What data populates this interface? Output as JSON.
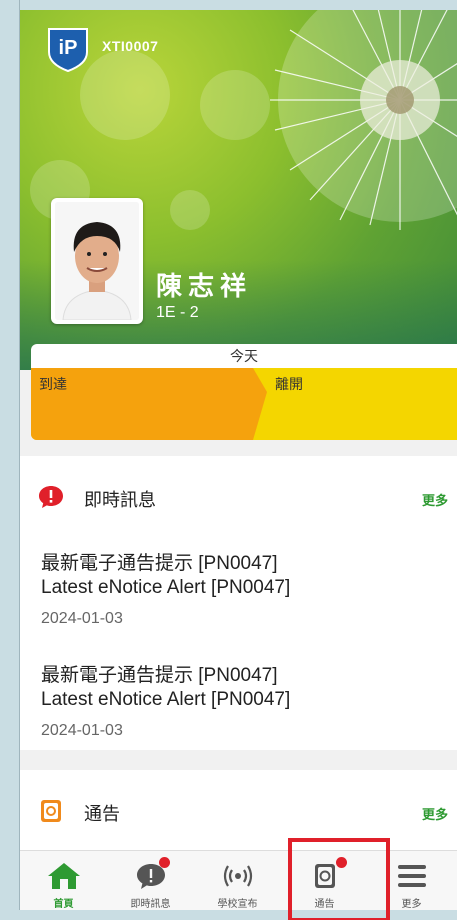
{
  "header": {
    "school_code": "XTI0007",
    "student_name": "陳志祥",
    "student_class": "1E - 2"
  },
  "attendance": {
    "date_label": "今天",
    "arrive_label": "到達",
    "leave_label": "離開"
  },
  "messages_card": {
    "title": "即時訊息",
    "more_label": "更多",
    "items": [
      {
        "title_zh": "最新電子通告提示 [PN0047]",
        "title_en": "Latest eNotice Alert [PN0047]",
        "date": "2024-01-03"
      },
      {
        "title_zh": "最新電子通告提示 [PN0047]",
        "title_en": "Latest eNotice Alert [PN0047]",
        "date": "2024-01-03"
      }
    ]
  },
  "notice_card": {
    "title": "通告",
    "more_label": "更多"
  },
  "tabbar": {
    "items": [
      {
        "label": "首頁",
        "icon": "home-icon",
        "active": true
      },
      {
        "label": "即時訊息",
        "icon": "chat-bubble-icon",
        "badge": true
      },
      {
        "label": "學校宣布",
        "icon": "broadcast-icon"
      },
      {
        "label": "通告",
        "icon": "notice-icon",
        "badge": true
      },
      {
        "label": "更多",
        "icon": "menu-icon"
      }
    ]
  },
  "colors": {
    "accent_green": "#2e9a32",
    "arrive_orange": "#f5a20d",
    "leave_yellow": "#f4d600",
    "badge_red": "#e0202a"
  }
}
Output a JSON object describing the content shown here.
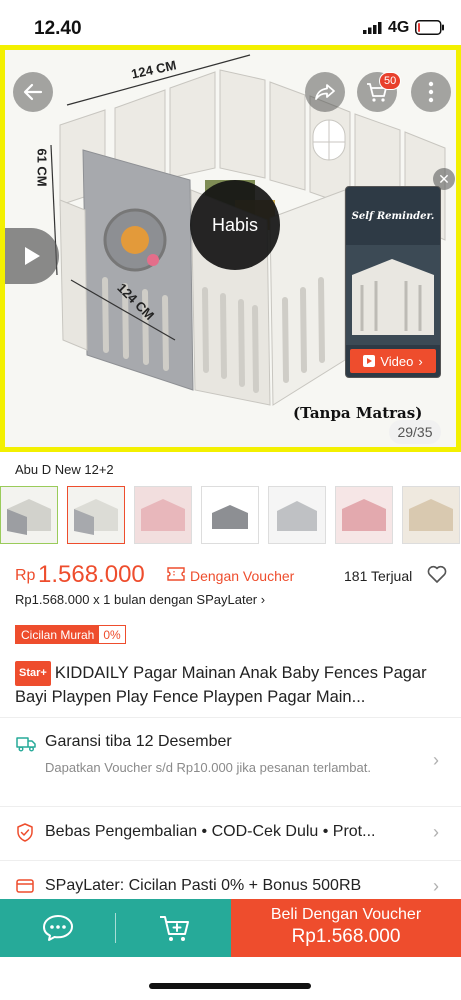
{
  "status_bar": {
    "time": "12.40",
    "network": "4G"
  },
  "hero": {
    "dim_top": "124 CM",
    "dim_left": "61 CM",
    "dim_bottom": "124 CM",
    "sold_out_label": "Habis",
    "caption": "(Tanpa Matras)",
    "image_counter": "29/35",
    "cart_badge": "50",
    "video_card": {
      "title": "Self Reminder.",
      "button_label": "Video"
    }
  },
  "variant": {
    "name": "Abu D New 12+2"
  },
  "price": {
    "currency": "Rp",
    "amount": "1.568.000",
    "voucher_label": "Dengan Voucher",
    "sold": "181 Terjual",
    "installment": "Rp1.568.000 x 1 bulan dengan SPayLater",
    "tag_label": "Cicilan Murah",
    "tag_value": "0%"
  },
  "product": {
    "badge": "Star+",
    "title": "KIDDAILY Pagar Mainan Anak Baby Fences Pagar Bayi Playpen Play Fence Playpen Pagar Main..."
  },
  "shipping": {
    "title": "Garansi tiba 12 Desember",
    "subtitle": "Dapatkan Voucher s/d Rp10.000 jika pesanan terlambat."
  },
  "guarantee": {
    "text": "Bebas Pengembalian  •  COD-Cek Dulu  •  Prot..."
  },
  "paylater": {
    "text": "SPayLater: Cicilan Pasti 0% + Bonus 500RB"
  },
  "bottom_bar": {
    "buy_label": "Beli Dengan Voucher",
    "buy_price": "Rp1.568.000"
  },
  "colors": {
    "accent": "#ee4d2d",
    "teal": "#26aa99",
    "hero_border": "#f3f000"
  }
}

☆ ☆ ☆

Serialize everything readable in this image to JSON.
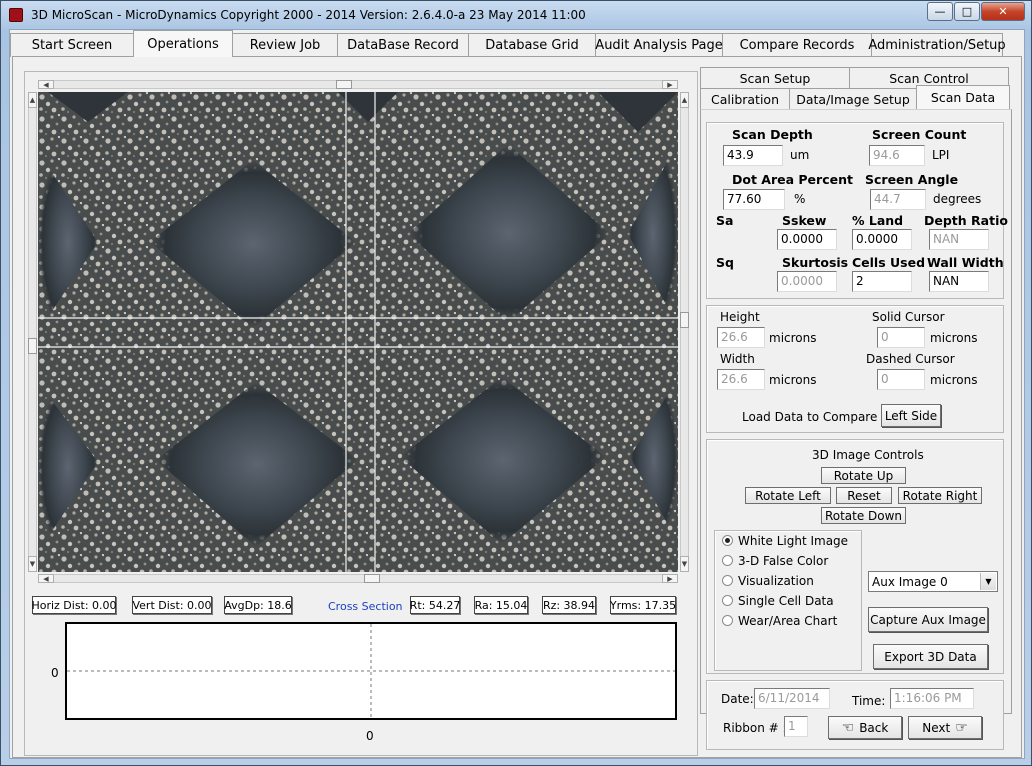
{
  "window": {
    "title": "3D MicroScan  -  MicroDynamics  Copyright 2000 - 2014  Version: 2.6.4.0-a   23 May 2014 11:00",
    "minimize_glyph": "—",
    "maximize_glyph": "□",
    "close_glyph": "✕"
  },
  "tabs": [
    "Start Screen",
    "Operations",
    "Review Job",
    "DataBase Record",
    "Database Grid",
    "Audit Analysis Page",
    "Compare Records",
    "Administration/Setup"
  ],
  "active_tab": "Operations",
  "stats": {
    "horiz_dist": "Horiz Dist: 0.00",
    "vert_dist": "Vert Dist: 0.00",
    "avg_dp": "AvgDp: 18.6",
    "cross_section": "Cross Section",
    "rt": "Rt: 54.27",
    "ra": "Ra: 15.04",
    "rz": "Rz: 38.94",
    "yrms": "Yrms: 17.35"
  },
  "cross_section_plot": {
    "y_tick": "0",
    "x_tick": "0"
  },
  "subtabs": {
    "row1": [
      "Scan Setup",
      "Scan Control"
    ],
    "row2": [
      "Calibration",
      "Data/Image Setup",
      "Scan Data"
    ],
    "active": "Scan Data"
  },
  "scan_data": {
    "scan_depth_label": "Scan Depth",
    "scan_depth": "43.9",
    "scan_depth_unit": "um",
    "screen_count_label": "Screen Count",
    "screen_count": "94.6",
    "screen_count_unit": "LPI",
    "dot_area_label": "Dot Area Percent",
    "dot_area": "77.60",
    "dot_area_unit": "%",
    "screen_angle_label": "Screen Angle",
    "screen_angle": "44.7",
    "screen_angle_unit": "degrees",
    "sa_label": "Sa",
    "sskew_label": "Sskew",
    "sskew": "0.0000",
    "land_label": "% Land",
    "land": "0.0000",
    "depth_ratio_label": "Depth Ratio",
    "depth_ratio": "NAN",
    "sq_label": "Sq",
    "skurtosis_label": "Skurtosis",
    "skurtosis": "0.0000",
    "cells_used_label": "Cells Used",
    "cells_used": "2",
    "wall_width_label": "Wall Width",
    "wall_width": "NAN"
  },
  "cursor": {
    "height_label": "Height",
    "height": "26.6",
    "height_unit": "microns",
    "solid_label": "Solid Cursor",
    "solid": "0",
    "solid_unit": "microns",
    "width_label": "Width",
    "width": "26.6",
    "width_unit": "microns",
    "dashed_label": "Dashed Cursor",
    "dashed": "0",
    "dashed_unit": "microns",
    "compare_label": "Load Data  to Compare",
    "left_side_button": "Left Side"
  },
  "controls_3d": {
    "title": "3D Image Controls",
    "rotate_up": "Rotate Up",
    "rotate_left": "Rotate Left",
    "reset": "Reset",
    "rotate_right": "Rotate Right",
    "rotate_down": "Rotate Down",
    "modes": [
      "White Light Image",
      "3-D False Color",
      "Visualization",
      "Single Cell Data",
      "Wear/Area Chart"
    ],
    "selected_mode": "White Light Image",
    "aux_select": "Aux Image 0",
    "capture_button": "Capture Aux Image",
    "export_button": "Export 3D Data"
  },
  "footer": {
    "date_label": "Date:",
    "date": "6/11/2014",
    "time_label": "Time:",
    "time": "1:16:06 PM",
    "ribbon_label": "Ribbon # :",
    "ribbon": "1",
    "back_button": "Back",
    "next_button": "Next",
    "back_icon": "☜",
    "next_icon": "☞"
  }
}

☆ ☆ ☆

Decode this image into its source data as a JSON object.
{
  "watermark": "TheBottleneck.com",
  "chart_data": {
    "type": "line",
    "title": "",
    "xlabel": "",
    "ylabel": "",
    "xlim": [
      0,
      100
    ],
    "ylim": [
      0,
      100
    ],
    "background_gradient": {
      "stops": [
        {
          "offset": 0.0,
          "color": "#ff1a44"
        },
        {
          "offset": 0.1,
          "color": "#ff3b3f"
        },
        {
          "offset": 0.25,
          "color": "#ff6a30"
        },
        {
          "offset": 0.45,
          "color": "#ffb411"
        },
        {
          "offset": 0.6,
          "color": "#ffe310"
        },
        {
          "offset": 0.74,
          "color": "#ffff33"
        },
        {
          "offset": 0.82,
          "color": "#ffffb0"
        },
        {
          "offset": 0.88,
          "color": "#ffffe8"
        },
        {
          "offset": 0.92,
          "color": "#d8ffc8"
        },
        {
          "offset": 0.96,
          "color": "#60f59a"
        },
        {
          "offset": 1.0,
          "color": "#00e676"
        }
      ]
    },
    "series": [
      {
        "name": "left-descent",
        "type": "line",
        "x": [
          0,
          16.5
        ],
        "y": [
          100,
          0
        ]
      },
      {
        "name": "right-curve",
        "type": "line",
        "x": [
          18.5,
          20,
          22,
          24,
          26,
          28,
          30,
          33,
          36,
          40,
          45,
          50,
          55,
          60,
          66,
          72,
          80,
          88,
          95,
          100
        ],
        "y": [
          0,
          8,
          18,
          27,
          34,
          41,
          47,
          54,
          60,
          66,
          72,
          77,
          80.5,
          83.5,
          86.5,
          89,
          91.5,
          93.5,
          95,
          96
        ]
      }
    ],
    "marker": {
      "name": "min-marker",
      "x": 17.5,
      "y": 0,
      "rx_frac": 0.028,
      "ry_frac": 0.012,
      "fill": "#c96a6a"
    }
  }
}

☆ ☆ ☆

**YOUR GOAL**. Copy every single line of the material above that holds "White".

**TASK SOLUTION**.
      "White Light Image",
    "selected_mode": "White Light Image",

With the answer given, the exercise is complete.